+++ Data

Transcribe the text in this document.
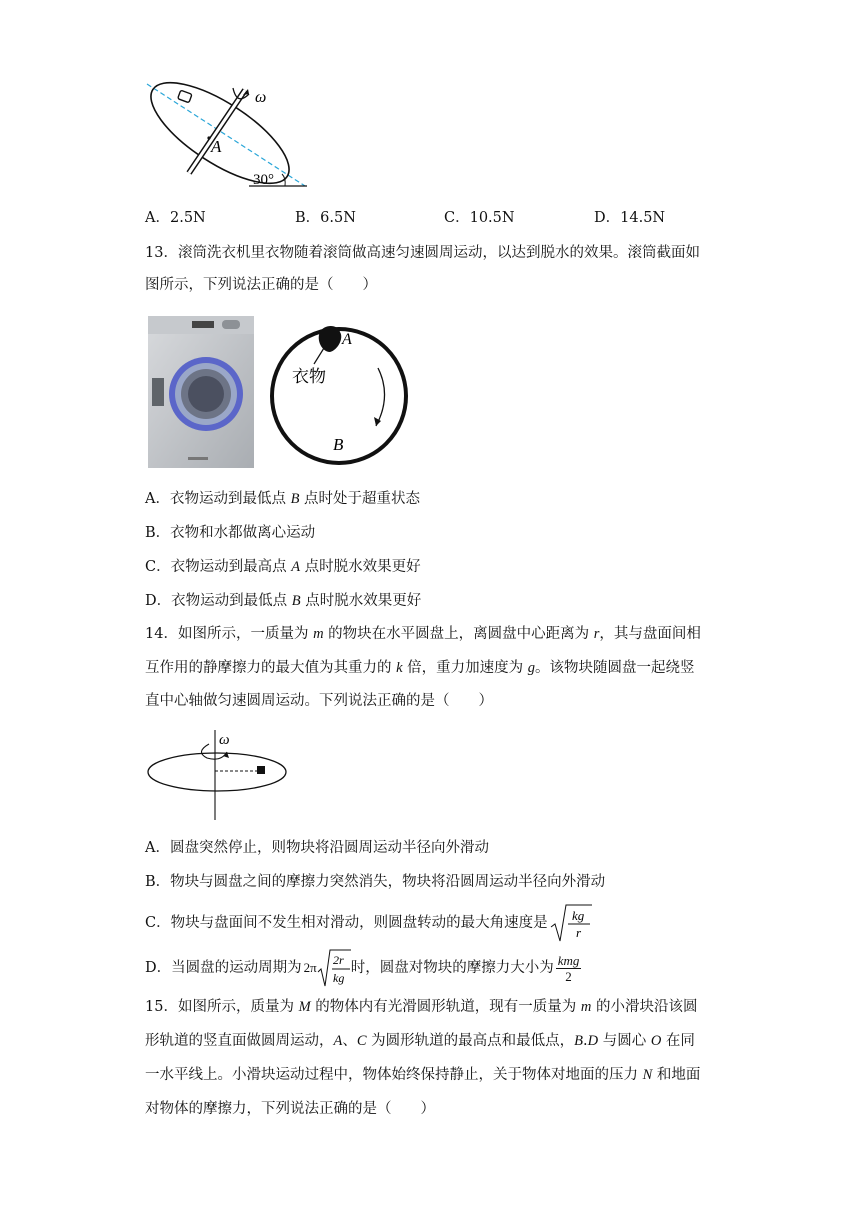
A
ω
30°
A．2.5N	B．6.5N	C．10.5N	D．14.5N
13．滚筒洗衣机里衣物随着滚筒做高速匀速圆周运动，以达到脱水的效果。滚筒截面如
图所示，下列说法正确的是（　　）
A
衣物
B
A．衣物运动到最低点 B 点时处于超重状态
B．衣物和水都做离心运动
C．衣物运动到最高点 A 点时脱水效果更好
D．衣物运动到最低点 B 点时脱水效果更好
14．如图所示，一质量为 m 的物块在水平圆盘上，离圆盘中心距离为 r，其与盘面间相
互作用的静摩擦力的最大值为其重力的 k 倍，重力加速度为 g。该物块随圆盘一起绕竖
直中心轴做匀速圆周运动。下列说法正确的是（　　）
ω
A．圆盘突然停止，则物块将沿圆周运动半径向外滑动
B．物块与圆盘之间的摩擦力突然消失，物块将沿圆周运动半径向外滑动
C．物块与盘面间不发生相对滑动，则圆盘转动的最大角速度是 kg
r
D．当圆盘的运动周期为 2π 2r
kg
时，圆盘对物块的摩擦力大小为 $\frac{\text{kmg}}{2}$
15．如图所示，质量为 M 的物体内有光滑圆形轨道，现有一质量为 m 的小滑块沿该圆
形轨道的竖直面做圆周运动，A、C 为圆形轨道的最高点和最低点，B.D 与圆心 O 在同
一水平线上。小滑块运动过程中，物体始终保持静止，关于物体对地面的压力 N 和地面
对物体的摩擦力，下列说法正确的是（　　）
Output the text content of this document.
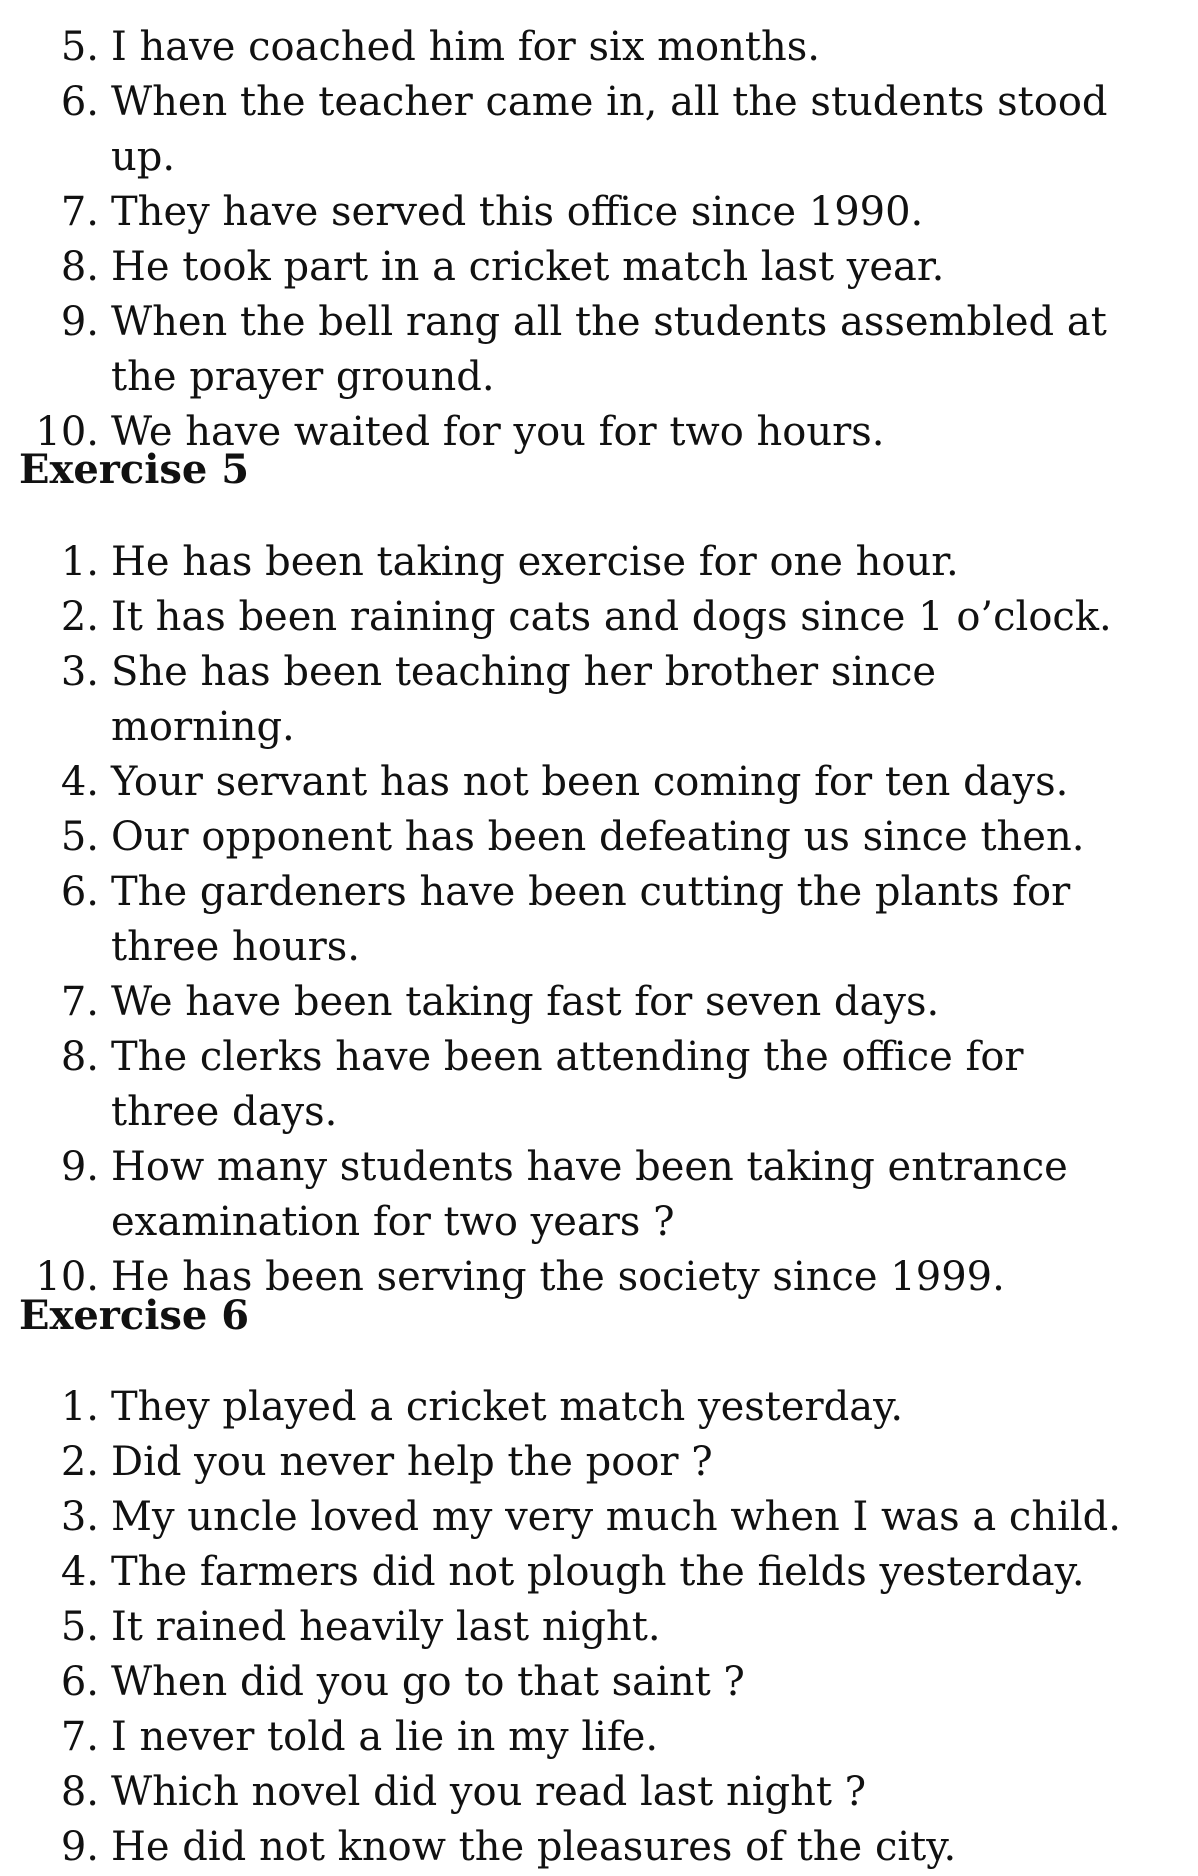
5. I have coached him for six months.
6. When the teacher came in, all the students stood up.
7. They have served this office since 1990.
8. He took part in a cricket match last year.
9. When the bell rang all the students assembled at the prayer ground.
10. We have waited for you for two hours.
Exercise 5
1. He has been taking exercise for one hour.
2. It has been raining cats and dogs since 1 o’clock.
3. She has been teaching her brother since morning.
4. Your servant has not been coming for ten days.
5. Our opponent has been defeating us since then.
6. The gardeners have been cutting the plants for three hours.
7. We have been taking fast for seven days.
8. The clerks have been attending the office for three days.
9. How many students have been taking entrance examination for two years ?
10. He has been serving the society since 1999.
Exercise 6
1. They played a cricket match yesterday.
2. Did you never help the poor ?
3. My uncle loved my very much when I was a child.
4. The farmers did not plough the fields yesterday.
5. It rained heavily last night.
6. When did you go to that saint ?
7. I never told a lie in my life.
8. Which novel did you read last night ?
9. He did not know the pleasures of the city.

++++++

** Requirements **
Copy every entry exactly as written. Pictures are excluded.

** Result for this exercise **
Transcribe the text in this document.
A
ω
30°
A．2.5N	B．6.5N	C．10.5N	D．14.5N
13．滚筒洗衣机里衣物随着滚筒做高速匀速圆周运动，以达到脱水的效果。滚筒截面如
图所示，下列说法正确的是（　　）
A
衣物
B
A．衣物运动到最低点 B 点时处于超重状态
B．衣物和水都做离心运动
C．衣物运动到最高点 A 点时脱水效果更好
D．衣物运动到最低点 B 点时脱水效果更好
14．如图所示，一质量为 m 的物块在水平圆盘上，离圆盘中心距离为 r，其与盘面间相
互作用的静摩擦力的最大值为其重力的 k 倍，重力加速度为 g。该物块随圆盘一起绕竖
直中心轴做匀速圆周运动。下列说法正确的是（　　）
ω
A．圆盘突然停止，则物块将沿圆周运动半径向外滑动
B．物块与圆盘之间的摩擦力突然消失，物块将沿圆周运动半径向外滑动
C．物块与盘面间不发生相对滑动，则圆盘转动的最大角速度是 kg
r
D．当圆盘的运动周期为 2π 2r
kg
时，圆盘对物块的摩擦力大小为 $\frac{\text{kmg}}{2}$
15．如图所示，质量为 M 的物体内有光滑圆形轨道，现有一质量为 m 的小滑块沿该圆
形轨道的竖直面做圆周运动，A、C 为圆形轨道的最高点和最低点，B.D 与圆心 O 在同
一水平线上。小滑块运动过程中，物体始终保持静止，关于物体对地面的压力 N 和地面
对物体的摩擦力，下列说法正确的是（　　）
Output the text content of this document.
5. I have coached him for six months.
6. When the teacher came in, all the students stood up.
7. They have served this office since 1990.
8. He took part in a cricket match last year.
9. When the bell rang all the students assembled at the prayer ground.
10. We have waited for you for two hours.
Exercise 5
1. He has been taking exercise for one hour.
2. It has been raining cats and dogs since 1 o’clock.
3. She has been teaching her brother since morning.
4. Your servant has not been coming for ten days.
5. Our opponent has been defeating us since then.
6. The gardeners have been cutting the plants for three hours.
7. We have been taking fast for seven days.
8. The clerks have been attending the office for three days.
9. How many students have been taking entrance examination for two years ?
10. He has been serving the society since 1999.
Exercise 6
1. They played a cricket match yesterday.
2. Did you never help the poor ?
3. My uncle loved my very much when I was a child.
4. The farmers did not plough the fields yesterday.
5. It rained heavily last night.
6. When did you go to that saint ?
7. I never told a lie in my life.
8. Which novel did you read last night ?
9. He did not know the pleasures of the city.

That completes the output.